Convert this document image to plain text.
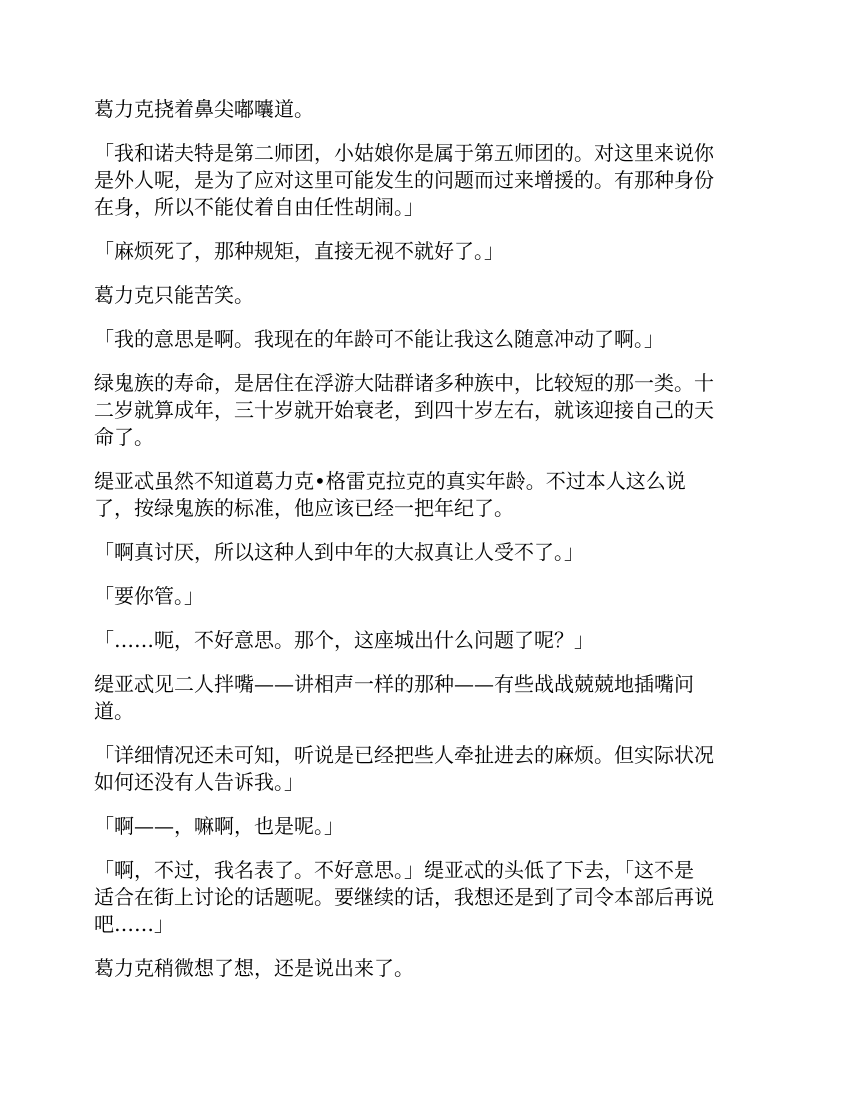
葛力克挠着鼻尖嘟囔道。

「我和诺夫特是第二师团，小姑娘你是属于第五师团的。对这里来说你
是外人呢，是为了应对这里可能发生的问题而过来增援的。有那种身份
在身，所以不能仗着自由任性胡闹。」

「麻烦死了，那种规矩，直接无视不就好了。」

葛力克只能苦笑。

「我的意思是啊。我现在的年龄可不能让我这么随意冲动了啊。」

绿鬼族的寿命，是居住在浮游大陆群诸多种族中，比较短的那一类。十
二岁就算成年，三十岁就开始衰老，到四十岁左右，就该迎接自己的天
命了。

缇亚忒虽然不知道葛力克•格雷克拉克的真实年龄。不过本人这么说
了，按绿鬼族的标准，他应该已经一把年纪了。

「啊真讨厌，所以这种人到中年的大叔真让人受不了。」

「要你管。」

「……呃，不好意思。那个，这座城出什么问题了呢？」

缇亚忒见二人拌嘴——讲相声一样的那种——有些战战兢兢地插嘴问
道。

「详细情况还未可知，听说是已经把些人牵扯进去的麻烦。但实际状况
如何还没有人告诉我。」

「啊——，嘛啊，也是呢。」

「啊，不过，我名表了。不好意思。」缇亚忒的头低了下去，「这不是
适合在街上讨论的话题呢。要继续的话，我想还是到了司令本部后再说
吧……」

葛力克稍微想了想，还是说出来了。
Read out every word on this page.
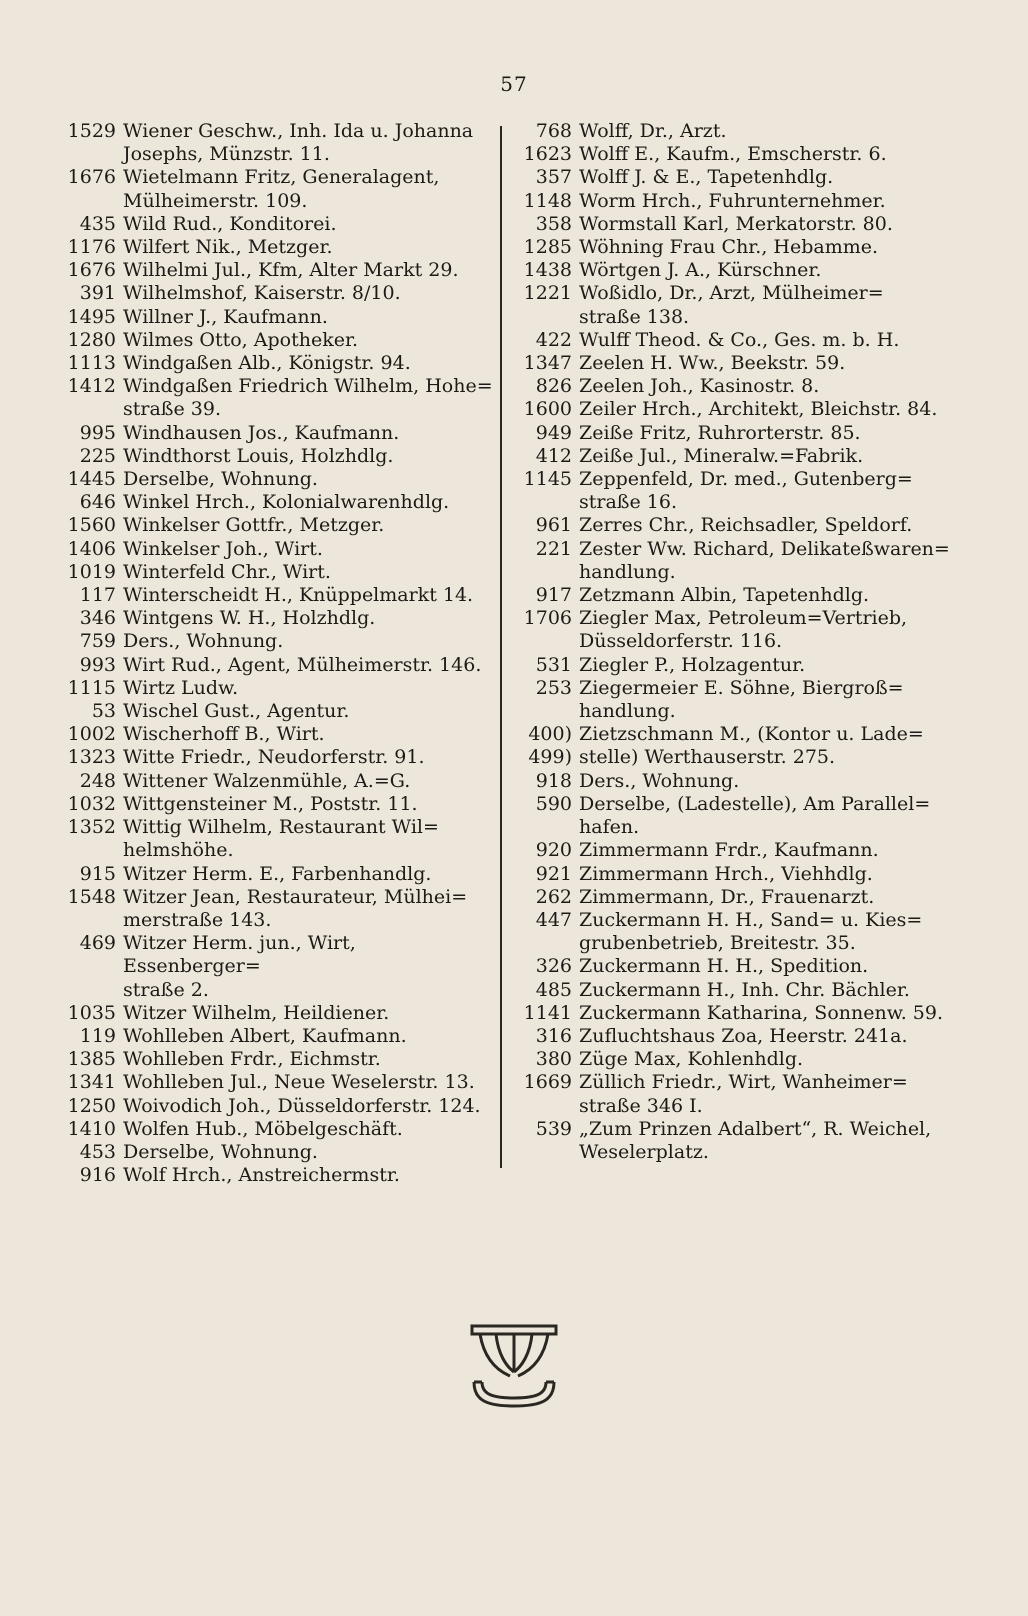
57
1529 Wiener Geschw., Inh. Ida u. Johanna
Josephs, Münzstr. 11.
1676 Wietelmann Fritz, Generalagent,
Mülheimerstr. 109.
435 Wild Rud., Konditorei.
1176 Wilfert Nik., Metzger.
1676 Wilhelmi Jul., Kfm, Alter Markt 29.
391 Wilhelmshof, Kaiserstr. 8/10.
1495 Willner J., Kaufmann.
1280 Wilmes Otto, Apotheker.
1113 Windgaßen Alb., Königstr. 94.
1412 Windgaßen Friedrich Wilhelm, Hohe=
straße 39.
995 Windhausen Jos., Kaufmann.
225 Windthorst Louis, Holzhdlg.
1445 Derselbe, Wohnung.
646 Winkel Hrch., Kolonialwarenhdlg.
1560 Winkelser Gottfr., Metzger.
1406 Winkelser Joh., Wirt.
1019 Winterfeld Chr., Wirt.
117 Winterscheidt H., Knüppelmarkt 14.
346 Wintgens W. H., Holzhdlg.
759 Ders., Wohnung.
993 Wirt Rud., Agent, Mülheimerstr. 146.
1115 Wirtz Ludw.
53 Wischel Gust., Agentur.
1002 Wischerhoff B., Wirt.
1323 Witte Friedr., Neudorferstr. 91.
248 Wittener Walzenmühle, A.=G.
1032 Wittgensteiner M., Poststr. 11.
1352 Wittig Wilhelm, Restaurant Wil=
helmshöhe.
915 Witzer Herm. E., Farbenhandlg.
1548 Witzer Jean, Restaurateur, Mülhei=
merstraße 143.
469 Witzer Herm. jun., Wirt, Essenberger=
straße 2.
1035 Witzer Wilhelm, Heildiener.
119 Wohlleben Albert, Kaufmann.
1385 Wohlleben Frdr., Eichmstr.
1341 Wohlleben Jul., Neue Weselerstr. 13.
1250 Woivodich Joh., Düsseldorferstr. 124.
1410 Wolfen Hub., Möbelgeschäft.
453 Derselbe, Wohnung.
916 Wolf Hrch., Anstreichermstr.
768 Wolff, Dr., Arzt.
1623 Wolff E., Kaufm., Emscherstr. 6.
357 Wolff J. & E., Tapetenhdlg.
1148 Worm Hrch., Fuhrunternehmer.
358 Wormstall Karl, Merkatorstr. 80.
1285 Wöhning Frau Chr., Hebamme.
1438 Wörtgen J. A., Kürschner.
1221 Woßidlo, Dr., Arzt, Mülheimer=
straße 138.
422 Wulff Theod. & Co., Ges. m. b. H.
1347 Zeelen H. Ww., Beekstr. 59.
826 Zeelen Joh., Kasinostr. 8.
1600 Zeiler Hrch., Architekt, Bleichstr. 84.
949 Zeiße Fritz, Ruhrorterstr. 85.
412 Zeiße Jul., Mineralw.=Fabrik.
1145 Zeppenfeld, Dr. med., Gutenberg=
straße 16.
961 Zerres Chr., Reichsadler, Speldorf.
221 Zester Ww. Richard, Delikateßwaren=
handlung.
917 Zetzmann Albin, Tapetenhdlg.
1706 Ziegler Max, Petroleum=Vertrieb,
Düsseldorferstr. 116.
531 Ziegler P., Holzagentur.
253 Ziegermeier E. Söhne, Biergroß=
handlung.
400)
499)
Zietzschmann M., (Kontor u. Lade=
stelle) Werthauserstr. 275.
918 Ders., Wohnung.
590 Derselbe, (Ladestelle), Am Parallel=
hafen.
920 Zimmermann Frdr., Kaufmann.
921 Zimmermann Hrch., Viehhdlg.
262 Zimmermann, Dr., Frauenarzt.
447 Zuckermann H. H., Sand= u. Kies=
grubenbetrieb, Breitestr. 35.
326 Zuckermann H. H., Spedition.
485 Zuckermann H., Inh. Chr. Bächler.
1141 Zuckermann Katharina, Sonnenw. 59.
316 Zufluchtshaus Zoa, Heerstr. 241a.
380 Züge Max, Kohlenhdlg.
1669 Züllich Friedr., Wirt, Wanheimer=
straße 346 I.
539 „Zum Prinzen Adalbert“, R. Weichel,
Weselerplatz.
------------
#### Task instructions
Without the pictures, write out the whole listing above exactly as it appears.

#### Task response
Convert this document image to plain text.
葛力克挠着鼻尖嘟囔道。

「我和诺夫特是第二师团，小姑娘你是属于第五师团的。对这里来说你
是外人呢，是为了应对这里可能发生的问题而过来增援的。有那种身份
在身，所以不能仗着自由任性胡闹。」

「麻烦死了，那种规矩，直接无视不就好了。」

葛力克只能苦笑。

「我的意思是啊。我现在的年龄可不能让我这么随意冲动了啊。」

绿鬼族的寿命，是居住在浮游大陆群诸多种族中，比较短的那一类。十
二岁就算成年，三十岁就开始衰老，到四十岁左右，就该迎接自己的天
命了。

缇亚忒虽然不知道葛力克•格雷克拉克的真实年龄。不过本人这么说
了，按绿鬼族的标准，他应该已经一把年纪了。

「啊真讨厌，所以这种人到中年的大叔真让人受不了。」

「要你管。」

「……呃，不好意思。那个，这座城出什么问题了呢？」

缇亚忒见二人拌嘴——讲相声一样的那种——有些战战兢兢地插嘴问
道。

「详细情况还未可知，听说是已经把些人牵扯进去的麻烦。但实际状况
如何还没有人告诉我。」

「啊——，嘛啊，也是呢。」

「啊，不过，我名表了。不好意思。」缇亚忒的头低了下去，「这不是
适合在街上讨论的话题呢。要继续的话，我想还是到了司令本部后再说
吧……」

葛力克稍微想了想，还是说出来了。
Read out every word on this page.
57
1529 Wiener Geschw., Inh. Ida u. Johanna
Josephs, Münzstr. 11.
1676 Wietelmann Fritz, Generalagent,
Mülheimerstr. 109.
435 Wild Rud., Konditorei.
1176 Wilfert Nik., Metzger.
1676 Wilhelmi Jul., Kfm, Alter Markt 29.
391 Wilhelmshof, Kaiserstr. 8/10.
1495 Willner J., Kaufmann.
1280 Wilmes Otto, Apotheker.
1113 Windgaßen Alb., Königstr. 94.
1412 Windgaßen Friedrich Wilhelm, Hohe=
straße 39.
995 Windhausen Jos., Kaufmann.
225 Windthorst Louis, Holzhdlg.
1445 Derselbe, Wohnung.
646 Winkel Hrch., Kolonialwarenhdlg.
1560 Winkelser Gottfr., Metzger.
1406 Winkelser Joh., Wirt.
1019 Winterfeld Chr., Wirt.
117 Winterscheidt H., Knüppelmarkt 14.
346 Wintgens W. H., Holzhdlg.
759 Ders., Wohnung.
993 Wirt Rud., Agent, Mülheimerstr. 146.
1115 Wirtz Ludw.
53 Wischel Gust., Agentur.
1002 Wischerhoff B., Wirt.
1323 Witte Friedr., Neudorferstr. 91.
248 Wittener Walzenmühle, A.=G.
1032 Wittgensteiner M., Poststr. 11.
1352 Wittig Wilhelm, Restaurant Wil=
helmshöhe.
915 Witzer Herm. E., Farbenhandlg.
1548 Witzer Jean, Restaurateur, Mülhei=
merstraße 143.
469 Witzer Herm. jun., Wirt, Essenberger=
straße 2.
1035 Witzer Wilhelm, Heildiener.
119 Wohlleben Albert, Kaufmann.
1385 Wohlleben Frdr., Eichmstr.
1341 Wohlleben Jul., Neue Weselerstr. 13.
1250 Woivodich Joh., Düsseldorferstr. 124.
1410 Wolfen Hub., Möbelgeschäft.
453 Derselbe, Wohnung.
916 Wolf Hrch., Anstreichermstr.
768 Wolff, Dr., Arzt.
1623 Wolff E., Kaufm., Emscherstr. 6.
357 Wolff J. & E., Tapetenhdlg.
1148 Worm Hrch., Fuhrunternehmer.
358 Wormstall Karl, Merkatorstr. 80.
1285 Wöhning Frau Chr., Hebamme.
1438 Wörtgen J. A., Kürschner.
1221 Woßidlo, Dr., Arzt, Mülheimer=
straße 138.
422 Wulff Theod. & Co., Ges. m. b. H.
1347 Zeelen H. Ww., Beekstr. 59.
826 Zeelen Joh., Kasinostr. 8.
1600 Zeiler Hrch., Architekt, Bleichstr. 84.
949 Zeiße Fritz, Ruhrorterstr. 85.
412 Zeiße Jul., Mineralw.=Fabrik.
1145 Zeppenfeld, Dr. med., Gutenberg=
straße 16.
961 Zerres Chr., Reichsadler, Speldorf.
221 Zester Ww. Richard, Delikateßwaren=
handlung.
917 Zetzmann Albin, Tapetenhdlg.
1706 Ziegler Max, Petroleum=Vertrieb,
Düsseldorferstr. 116.
531 Ziegler P., Holzagentur.
253 Ziegermeier E. Söhne, Biergroß=
handlung.
400)
499)
Zietzschmann M., (Kontor u. Lade=
stelle) Werthauserstr. 275.
918 Ders., Wohnung.
590 Derselbe, (Ladestelle), Am Parallel=
hafen.
920 Zimmermann Frdr., Kaufmann.
921 Zimmermann Hrch., Viehhdlg.
262 Zimmermann, Dr., Frauenarzt.
447 Zuckermann H. H., Sand= u. Kies=
grubenbetrieb, Breitestr. 35.
326 Zuckermann H. H., Spedition.
485 Zuckermann H., Inh. Chr. Bächler.
1141 Zuckermann Katharina, Sonnenw. 59.
316 Zufluchtshaus Zoa, Heerstr. 241a.
380 Züge Max, Kohlenhdlg.
1669 Züllich Friedr., Wirt, Wanheimer=
straße 346 I.
539 „Zum Prinzen Adalbert“, R. Weichel,
Weselerplatz.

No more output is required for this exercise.